* _Work to complete_:
Give every line again exactly as it appears, please, but not the pictures.

* _Data for the task_:
——

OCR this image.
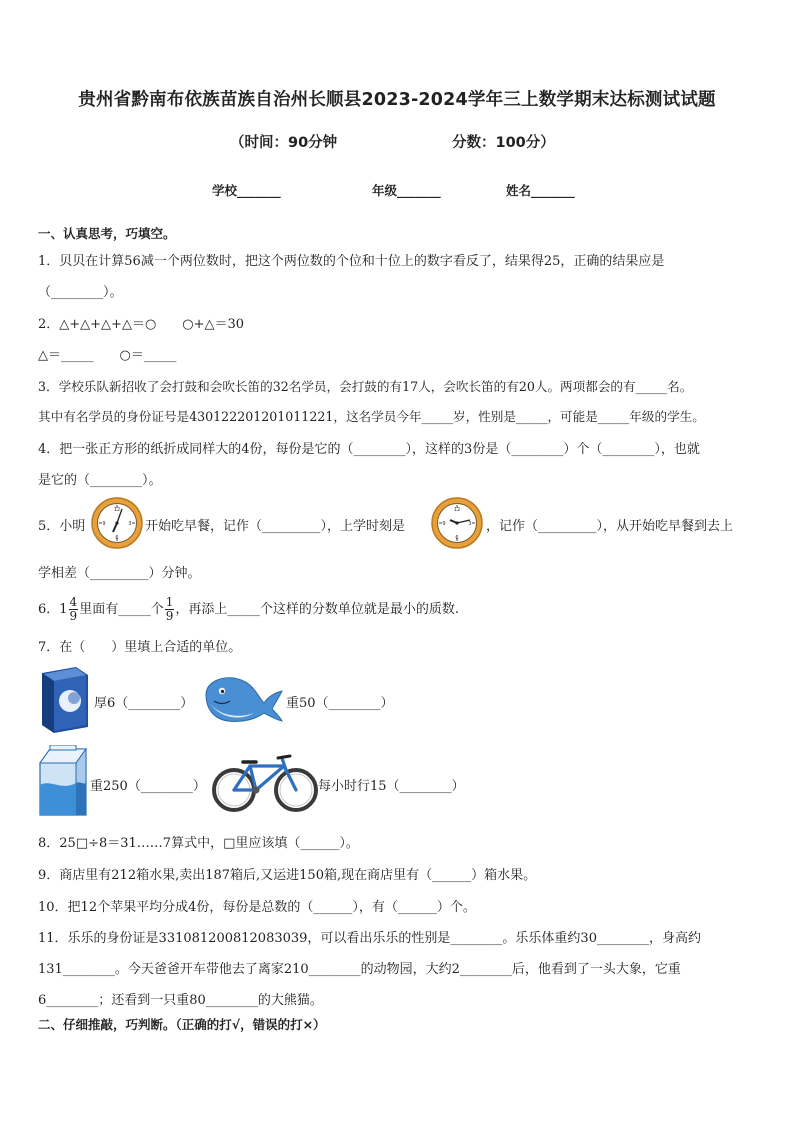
贵州省黔南布依族苗族自治州长顺县2023-2024学年三上数学期末达标测试试题
（时间：90分钟	分数：100分）
学校_______	年级_______	姓名_______
一、认真思考，巧填空。
1．贝贝在计算56减一个两位数时，把这个两位数的个位和十位上的数字看反了，结果得25，正确的结果应是
（________）。
2．△+△+△+△＝○　　○+△＝30
△＝_____　　○＝_____
3．学校乐队新招收了会打鼓和会吹长笛的32名学员，会打鼓的有17人，会吹长笛的有20人。两项都会的有_____名。
其中有名学员的身份证号是430122201201011221，这名学员今年_____岁，性别是_____，可能是_____年级的学生。
4．把一张正方形的纸折成同样大的4份，每份是它的（________），这样的3份是（________）个（________），也就
是它的（________）。
5．小明
12
3
6
9	开始吃早餐，记作（_________），上学时刻是
12
3
6
9	，记作（_________），从开始吃早餐到去上
学相差（_________）分钟。
6．$1 \frac{4}{9}$ 里面有_____个 $\frac{1}{9}$ ，再添上_____个这样的分数单位就是最小的质数.
7．在（　　）里填上合适的单位。
厚6（________）	重50（________）
重250（________）	每小时行15（________）
8．25□÷8＝31……7算式中，□里应该填（______）。
9．商店里有212箱水果,卖出187箱后,又运进150箱,现在商店里有（______）箱水果。
10．把12个苹果平均分成4份，每份是总数的（______），有（______）个。
11．乐乐的身份证是331081200812083039，可以看出乐乐的性别是________。乐乐体重约30________，身高约
131________。今天爸爸开车带他去了离家210________的动物园，大约2________后，他看到了一头大象，它重
6________；还看到一只重80________的大熊猫。
二、仔细推敲，巧判断。（正确的打√，错误的打×）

——

* _Response_:
OCR this image.
贵州省黔南布依族苗族自治州长顺县2023-2024学年三上数学期末达标测试试题
（时间：90分钟	分数：100分）
学校_______	年级_______	姓名_______
一、认真思考，巧填空。
1．贝贝在计算56减一个两位数时，把这个两位数的个位和十位上的数字看反了，结果得25，正确的结果应是
（________）。
2．△+△+△+△＝○　　○+△＝30
△＝_____　　○＝_____
3．学校乐队新招收了会打鼓和会吹长笛的32名学员，会打鼓的有17人，会吹长笛的有20人。两项都会的有_____名。
其中有名学员的身份证号是430122201201011221，这名学员今年_____岁，性别是_____，可能是_____年级的学生。
4．把一张正方形的纸折成同样大的4份，每份是它的（________），这样的3份是（________）个（________），也就
是它的（________）。
5．小明
12
3
6
9	开始吃早餐，记作（_________），上学时刻是
12
3
6
9	，记作（_________），从开始吃早餐到去上
学相差（_________）分钟。
6．$1 \frac{4}{9}$ 里面有_____个 $\frac{1}{9}$ ，再添上_____个这样的分数单位就是最小的质数.
7．在（　　）里填上合适的单位。
厚6（________）	重50（________）
重250（________）	每小时行15（________）
8．25□÷8＝31……7算式中，□里应该填（______）。
9．商店里有212箱水果,卖出187箱后,又运进150箱,现在商店里有（______）箱水果。
10．把12个苹果平均分成4份，每份是总数的（______），有（______）个。
11．乐乐的身份证是331081200812083039，可以看出乐乐的性别是________。乐乐体重约30________，身高约
131________。今天爸爸开车带他去了离家210________的动物园，大约2________后，他看到了一头大象，它重
6________；还看到一只重80________的大熊猫。
二、仔细推敲，巧判断。（正确的打√，错误的打×）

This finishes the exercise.